Omit every picture and output the rest of the records exactly as they are.
══ SUPPLIED RECORDS ══
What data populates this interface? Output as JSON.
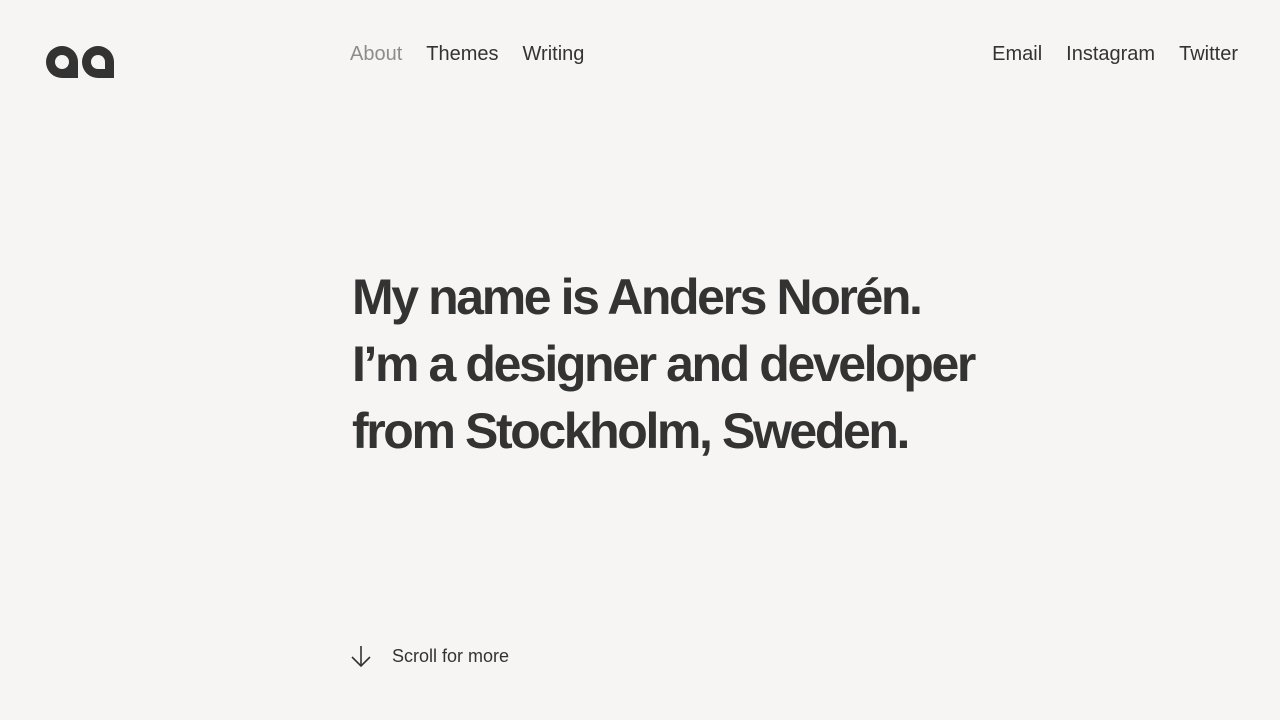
{
  "logo": {
    "label": "aa"
  },
  "nav": {
    "items": [
      {
        "label": "About"
      },
      {
        "label": "Themes"
      },
      {
        "label": "Writing"
      }
    ]
  },
  "social": {
    "items": [
      {
        "label": "Email"
      },
      {
        "label": "Instagram"
      },
      {
        "label": "Twitter"
      }
    ]
  },
  "hero": {
    "lines": [
      "My name is Anders Norén.",
      "I’m a designer and developer",
      "from Stockholm, Sweden."
    ]
  },
  "scroll": {
    "label": "Scroll for more",
    "icon": "arrow-down-icon"
  },
  "colors": {
    "background": "#f6f5f3",
    "text": "#333333",
    "active_nav": "#8c8c8c"
  }
}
═══
## REPLY
What data populates this interface? Output as JSON.
{
  "logo": {
    "label": "aa"
  },
  "nav": {
    "items": [
      {
        "label": "About"
      },
      {
        "label": "Themes"
      },
      {
        "label": "Writing"
      }
    ]
  },
  "social": {
    "items": [
      {
        "label": "Email"
      },
      {
        "label": "Instagram"
      },
      {
        "label": "Twitter"
      }
    ]
  },
  "hero": {
    "lines": [
      "My name is Anders Norén.",
      "I’m a designer and developer",
      "from Stockholm, Sweden."
    ]
  },
  "scroll": {
    "label": "Scroll for more",
    "icon": "arrow-down-icon"
  },
  "colors": {
    "background": "#f6f5f3",
    "text": "#333333",
    "active_nav": "#8c8c8c"
  }
}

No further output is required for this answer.